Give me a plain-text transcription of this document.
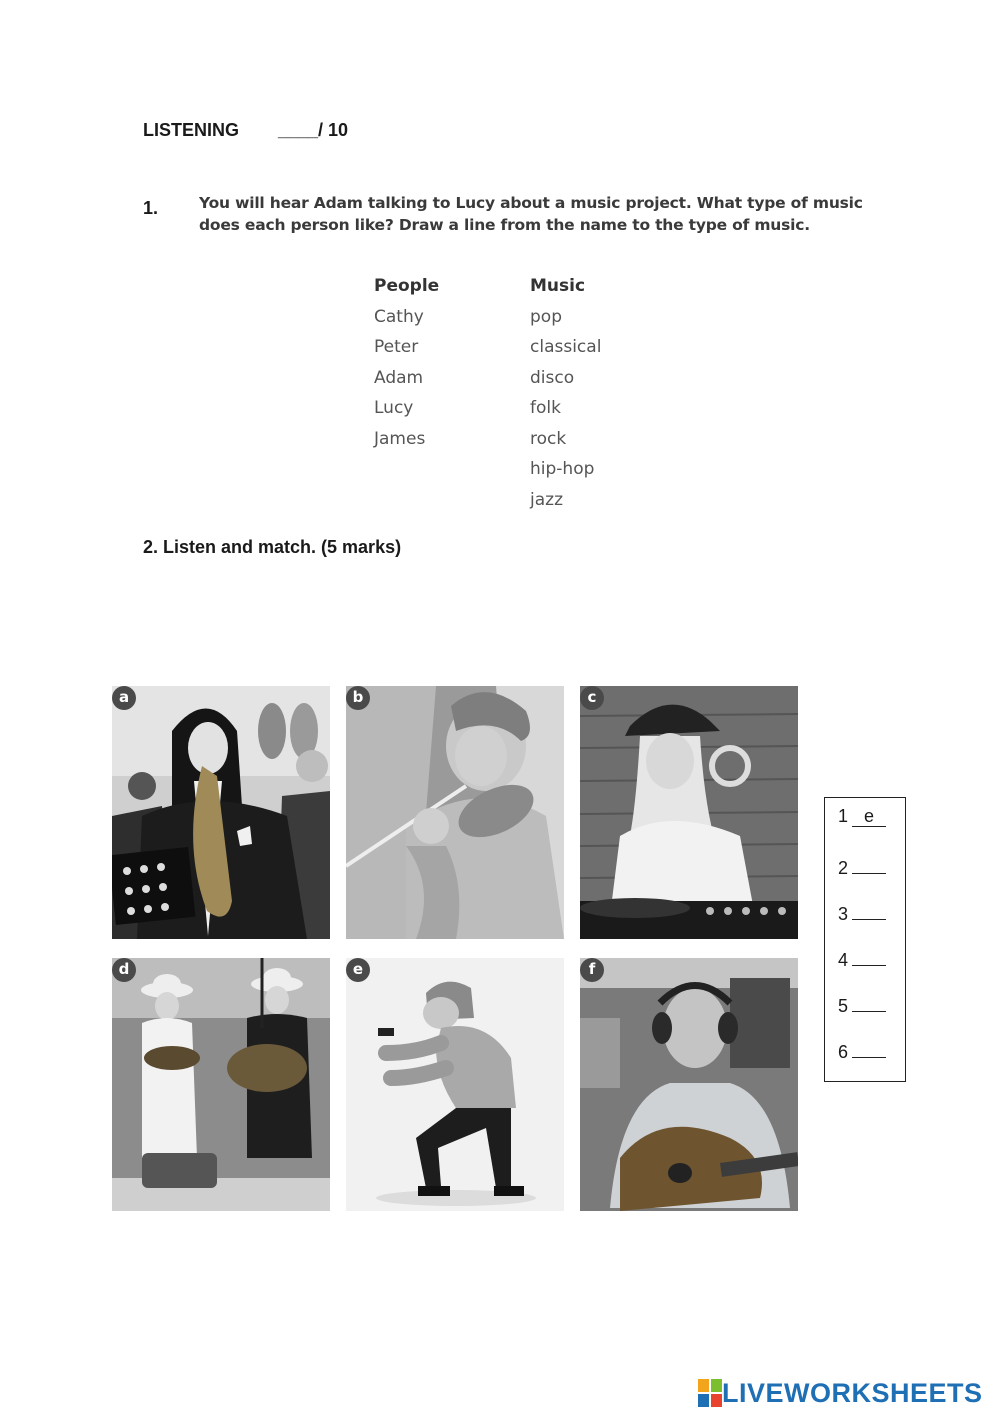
LISTENING ____/ 10
1.	You will hear Adam talking to Lucy about a music project. What type of music does each person like? Draw a line from the name to the type of music.
People
Cathy
Peter
Adam
Lucy
James
Music
pop
classical
disco
folk
rock
hip-hop
jazz
2. Listen and match. (5 marks)
a	b	c
d	e	f
1 e
2
3
4
5
6
LIVEWORKSHEETS
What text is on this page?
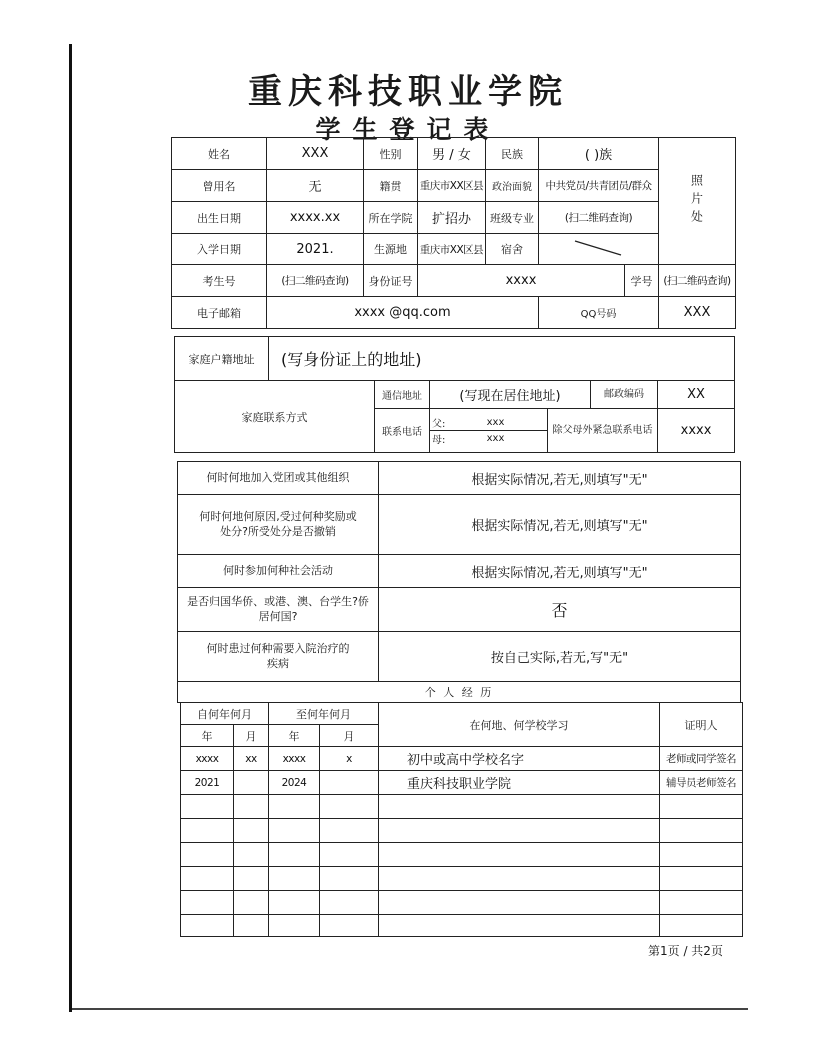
重庆科技职业学院
学生登记表
姓名	XXX	性别	男 / 女	民族	( )族		照片处

曾用名	无	籍贯	重庆市XX区县	政治面貌	中共党员/共青团员/群众		
出生日期	xxxx.xx	所在学院	扩招办	班级专业	(扫二维码查询)		
入学日期	2021.	生源地	重庆市XX区县	宿舍	
考生号	(扫二维码查询)	身份证号	xxxx			学号	(扫二维码查询)
电子邮箱	xxxx @qq.com				QQ号码		XXX
家庭户籍地址	(写身份证上的地址)					
家庭联系方式		通信地址	(写现在居住地址)		邮政编码	XX
		联系电话	父: xxx
母: xxx	除父母外紧急联系电话		xxxx
何时何地加入党团或其他组织	根据实际情况,若无,则填写"无"
何时何地何原因,受过何种奖励或处分?所受处分是否撤销	根据实际情况,若无,则填写"无"
何时参加何种社会活动	根据实际情况,若无,则填写"无"
是否归国华侨、或港、澳、台学生?侨居何国?	否
何时患过何种需要入院治疗的疾病	按自己实际,若无,写"无"
个 人 经 历	
自何年何月		至何年何月		在何地、何学校学习	证明人
年	月	年	月		
xxxx	xx	xxxx	x	初中或高中学校名字	老师或同学签名
2021		2024		重庆科技职业学院	辅导员老师签名

第1页 / 共2页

Work to do -
Reproduce the lines from the line with "What text is on this page?" through the last line of the entries exactly, including both ends and excluding pictures.

Exercise answer -
What text is on this page?
重庆科技职业学院
学生登记表
姓名	XXX	性别	男 / 女	民族	( )族		照片处

曾用名	无	籍贯	重庆市XX区县	政治面貌	中共党员/共青团员/群众		
出生日期	xxxx.xx	所在学院	扩招办	班级专业	(扫二维码查询)		
入学日期	2021.	生源地	重庆市XX区县	宿舍	
考生号	(扫二维码查询)	身份证号	xxxx			学号	(扫二维码查询)
电子邮箱	xxxx @qq.com				QQ号码		XXX
家庭户籍地址	(写身份证上的地址)					
家庭联系方式		通信地址	(写现在居住地址)		邮政编码	XX
		联系电话	父: xxx
母: xxx	除父母外紧急联系电话		xxxx
何时何地加入党团或其他组织	根据实际情况,若无,则填写"无"
何时何地何原因,受过何种奖励或处分?所受处分是否撤销	根据实际情况,若无,则填写"无"
何时参加何种社会活动	根据实际情况,若无,则填写"无"
是否归国华侨、或港、澳、台学生?侨居何国?	否
何时患过何种需要入院治疗的疾病	按自己实际,若无,写"无"
个 人 经 历	
自何年何月		至何年何月		在何地、何学校学习	证明人
年	月	年	月		
xxxx	xx	xxxx	x	初中或高中学校名字	老师或同学签名
2021		2024		重庆科技职业学院	辅导员老师签名

第1页 / 共2页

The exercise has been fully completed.